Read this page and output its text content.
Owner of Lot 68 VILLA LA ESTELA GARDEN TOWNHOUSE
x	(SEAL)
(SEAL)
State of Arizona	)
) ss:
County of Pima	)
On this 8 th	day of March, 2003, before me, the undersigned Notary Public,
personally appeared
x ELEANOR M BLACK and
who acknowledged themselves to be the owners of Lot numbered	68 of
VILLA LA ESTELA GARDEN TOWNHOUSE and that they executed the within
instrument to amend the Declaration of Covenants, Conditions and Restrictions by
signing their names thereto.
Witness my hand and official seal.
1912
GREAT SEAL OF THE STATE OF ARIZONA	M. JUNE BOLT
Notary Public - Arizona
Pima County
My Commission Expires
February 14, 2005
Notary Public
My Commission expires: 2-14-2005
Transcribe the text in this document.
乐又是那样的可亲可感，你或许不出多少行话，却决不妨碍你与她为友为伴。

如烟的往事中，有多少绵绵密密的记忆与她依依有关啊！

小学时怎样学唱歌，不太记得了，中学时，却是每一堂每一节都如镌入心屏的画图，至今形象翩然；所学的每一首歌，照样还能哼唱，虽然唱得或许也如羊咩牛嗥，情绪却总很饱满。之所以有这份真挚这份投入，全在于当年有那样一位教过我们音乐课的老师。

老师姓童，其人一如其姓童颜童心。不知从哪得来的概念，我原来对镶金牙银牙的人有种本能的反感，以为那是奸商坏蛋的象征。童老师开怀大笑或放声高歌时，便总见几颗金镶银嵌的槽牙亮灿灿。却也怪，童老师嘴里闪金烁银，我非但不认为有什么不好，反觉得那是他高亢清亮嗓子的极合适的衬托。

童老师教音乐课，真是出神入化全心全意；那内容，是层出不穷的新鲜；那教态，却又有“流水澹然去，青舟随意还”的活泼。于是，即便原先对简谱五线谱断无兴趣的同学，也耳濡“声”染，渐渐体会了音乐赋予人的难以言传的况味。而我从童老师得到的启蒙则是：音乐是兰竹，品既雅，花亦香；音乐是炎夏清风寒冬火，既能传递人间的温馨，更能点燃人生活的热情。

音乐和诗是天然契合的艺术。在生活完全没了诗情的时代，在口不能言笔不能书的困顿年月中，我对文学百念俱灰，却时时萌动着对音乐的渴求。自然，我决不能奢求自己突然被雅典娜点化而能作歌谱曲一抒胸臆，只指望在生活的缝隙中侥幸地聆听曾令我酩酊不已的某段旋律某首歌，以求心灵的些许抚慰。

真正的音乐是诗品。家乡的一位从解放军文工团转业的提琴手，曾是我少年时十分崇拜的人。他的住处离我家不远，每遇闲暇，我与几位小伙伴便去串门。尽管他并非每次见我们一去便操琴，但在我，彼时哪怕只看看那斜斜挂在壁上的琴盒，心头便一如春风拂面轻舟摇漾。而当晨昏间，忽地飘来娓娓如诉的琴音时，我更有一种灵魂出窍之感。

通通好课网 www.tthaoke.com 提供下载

^^^^

- _TASK TO CARRY OUT_:
Repeat, without change, each line of the data above from the one that contains "Transcribe the text in this document." through the final line, counting both.

- _OUTPUT_:
Transcribe the text in this document.
乐又是那样的可亲可感，你或许不出多少行话，却决不妨碍你与她为友为伴。

如烟的往事中，有多少绵绵密密的记忆与她依依有关啊！

小学时怎样学唱歌，不太记得了，中学时，却是每一堂每一节都如镌入心屏的画图，至今形象翩然；所学的每一首歌，照样还能哼唱，虽然唱得或许也如羊咩牛嗥，情绪却总很饱满。之所以有这份真挚这份投入，全在于当年有那样一位教过我们音乐课的老师。

老师姓童，其人一如其姓童颜童心。不知从哪得来的概念，我原来对镶金牙银牙的人有种本能的反感，以为那是奸商坏蛋的象征。童老师开怀大笑或放声高歌时，便总见几颗金镶银嵌的槽牙亮灿灿。却也怪，童老师嘴里闪金烁银，我非但不认为有什么不好，反觉得那是他高亢清亮嗓子的极合适的衬托。

童老师教音乐课，真是出神入化全心全意；那内容，是层出不穷的新鲜；那教态，却又有“流水澹然去，青舟随意还”的活泼。于是，即便原先对简谱五线谱断无兴趣的同学，也耳濡“声”染，渐渐体会了音乐赋予人的难以言传的况味。而我从童老师得到的启蒙则是：音乐是兰竹，品既雅，花亦香；音乐是炎夏清风寒冬火，既能传递人间的温馨，更能点燃人生活的热情。

音乐和诗是天然契合的艺术。在生活完全没了诗情的时代，在口不能言笔不能书的困顿年月中，我对文学百念俱灰，却时时萌动着对音乐的渴求。自然，我决不能奢求自己突然被雅典娜点化而能作歌谱曲一抒胸臆，只指望在生活的缝隙中侥幸地聆听曾令我酩酊不已的某段旋律某首歌，以求心灵的些许抚慰。

真正的音乐是诗品。家乡的一位从解放军文工团转业的提琴手，曾是我少年时十分崇拜的人。他的住处离我家不远，每遇闲暇，我与几位小伙伴便去串门。尽管他并非每次见我们一去便操琴，但在我，彼时哪怕只看看那斜斜挂在壁上的琴盒，心头便一如春风拂面轻舟摇漾。而当晨昏间，忽地飘来娓娓如诉的琴音时，我更有一种灵魂出窍之感。

通通好课网 www.tthaoke.com 提供下载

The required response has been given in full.